§ WHAT TO WORK ON
Scan the records for the string "name"; copy each line where it occurs.

§ Dataset records on visual material
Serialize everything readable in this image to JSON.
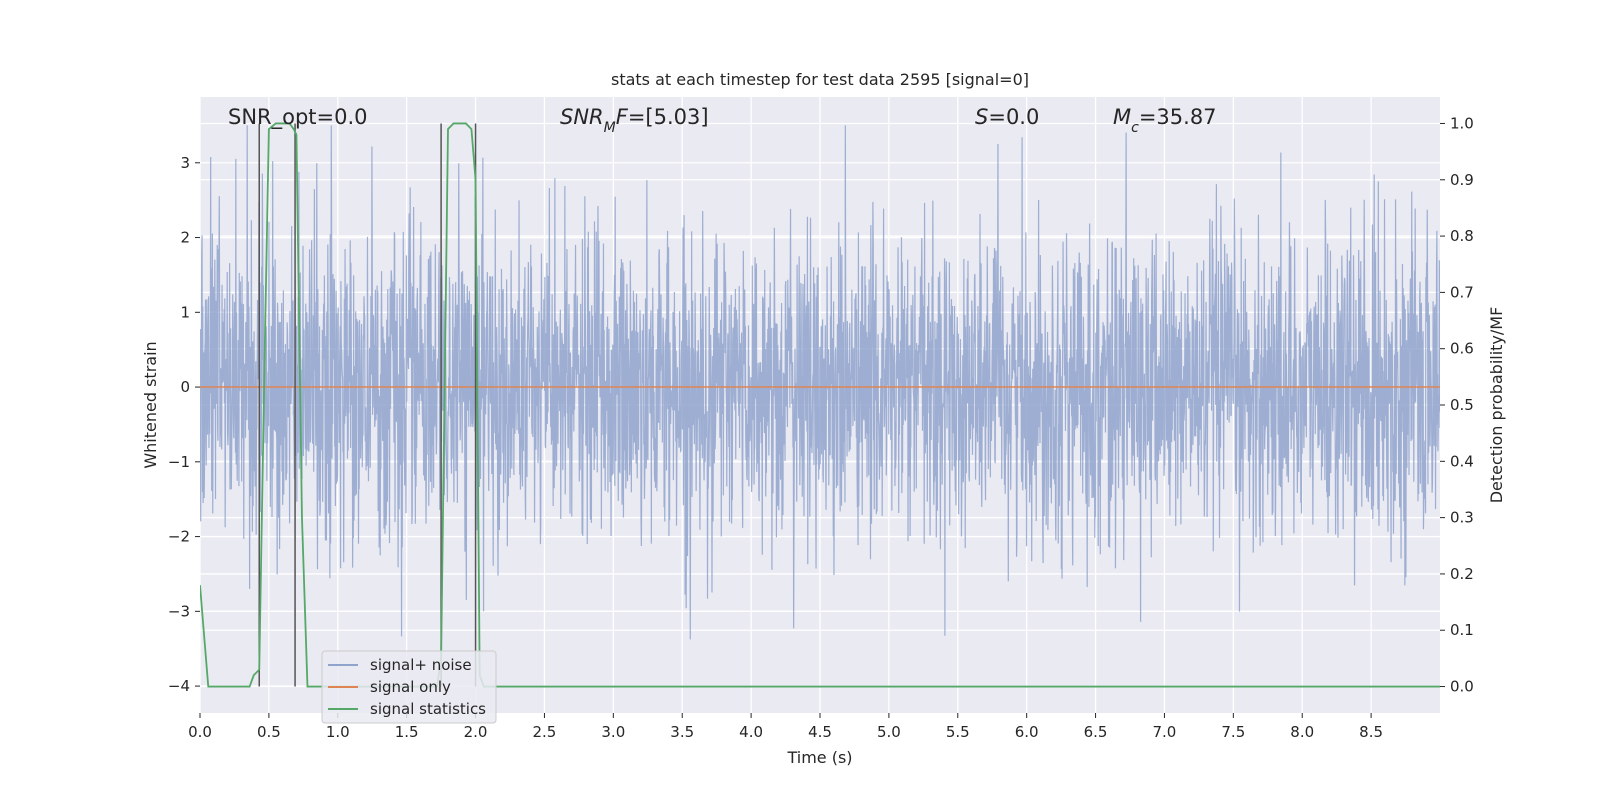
{
  "chart_data": {
    "type": "line",
    "title": "stats at each timestep for test data 2595 [signal=0]",
    "xlabel": "Time (s)",
    "ylabel": "Whitened strain",
    "y2label": "Detection probability/MF",
    "xlim": [
      0.0,
      9.0
    ],
    "ylim": [
      -4.36,
      3.88
    ],
    "y2lim": [
      -0.047,
      1.047
    ],
    "xticks": [
      "0.0",
      "0.5",
      "1.0",
      "1.5",
      "2.0",
      "2.5",
      "3.0",
      "3.5",
      "4.0",
      "4.5",
      "5.0",
      "5.5",
      "6.0",
      "6.5",
      "7.0",
      "7.5",
      "8.0",
      "8.5"
    ],
    "yticks": [
      "3",
      "2",
      "1",
      "0",
      "−1",
      "−2",
      "−3",
      "−4"
    ],
    "y2ticks": [
      "1.0",
      "0.9",
      "0.8",
      "0.7",
      "0.6",
      "0.5",
      "0.4",
      "0.3",
      "0.2",
      "0.1",
      "0.0"
    ],
    "grid": true,
    "legend_placement": "lower-left",
    "colors": {
      "background": "#eaeaf2",
      "noise": "#8fa3cc",
      "signal": "#dd8452",
      "stats": "#55a868",
      "detection_lines": "#555555"
    },
    "series": [
      {
        "name": "signal+ noise",
        "kind": "noise",
        "noise_sigma": 1.0,
        "envelope": [
          -4.0,
          3.5
        ]
      },
      {
        "name": "signal only",
        "kind": "constant",
        "value": 0.0
      },
      {
        "name": "signal statistics",
        "axis": "right",
        "x": [
          0.0,
          0.06,
          0.12,
          0.18,
          0.24,
          0.3,
          0.36,
          0.39,
          0.43,
          0.47,
          0.5,
          0.55,
          0.6,
          0.65,
          0.68,
          0.7,
          0.74,
          0.78,
          0.82,
          0.9,
          1.0,
          1.1,
          1.2,
          1.3,
          1.4,
          1.5,
          1.6,
          1.7,
          1.72,
          1.75,
          1.8,
          1.84,
          1.88,
          1.93,
          1.97,
          2.0,
          2.03,
          2.06,
          2.1,
          2.2,
          2.5,
          3.0,
          4.0,
          5.0,
          6.0,
          7.0,
          8.0,
          9.0
        ],
        "y": [
          0.18,
          0.0,
          0.0,
          0.0,
          0.0,
          0.0,
          0.0,
          0.02,
          0.03,
          0.6,
          0.99,
          1.0,
          1.0,
          1.0,
          0.99,
          0.98,
          0.3,
          0.0,
          0.0,
          0.0,
          0.0,
          0.0,
          0.0,
          0.0,
          0.0,
          0.0,
          0.0,
          0.0,
          0.0,
          0.05,
          0.99,
          1.0,
          1.0,
          1.0,
          0.99,
          0.9,
          0.02,
          0.0,
          0.0,
          0.0,
          0.0,
          0.0,
          0.0,
          0.0,
          0.0,
          0.0,
          0.0,
          0.0
        ]
      }
    ],
    "detection_lines_x": [
      0.43,
      0.69,
      1.75,
      2.0
    ],
    "annotations": [
      {
        "id": "snr-opt",
        "parts": [
          {
            "t": "SNR_opt=0.0",
            "i": false
          }
        ]
      },
      {
        "id": "snr-mf",
        "parts": [
          {
            "t": "SNR",
            "i": true
          },
          {
            "t": "M",
            "i": true,
            "sub": true
          },
          {
            "t": "F",
            "i": true
          },
          {
            "t": "=[5.03]",
            "i": false
          }
        ]
      },
      {
        "id": "s-stat",
        "parts": [
          {
            "t": "S",
            "i": true
          },
          {
            "t": "=0.0",
            "i": false
          }
        ]
      },
      {
        "id": "mc",
        "parts": [
          {
            "t": "M",
            "i": true
          },
          {
            "t": "c",
            "i": true,
            "sub": true
          },
          {
            "t": "=35.87",
            "i": false
          }
        ]
      }
    ]
  }
}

§ TASK SOLUTION
        "name": "signal+ noise",
        "name": "signal only",
        "name": "signal statistics",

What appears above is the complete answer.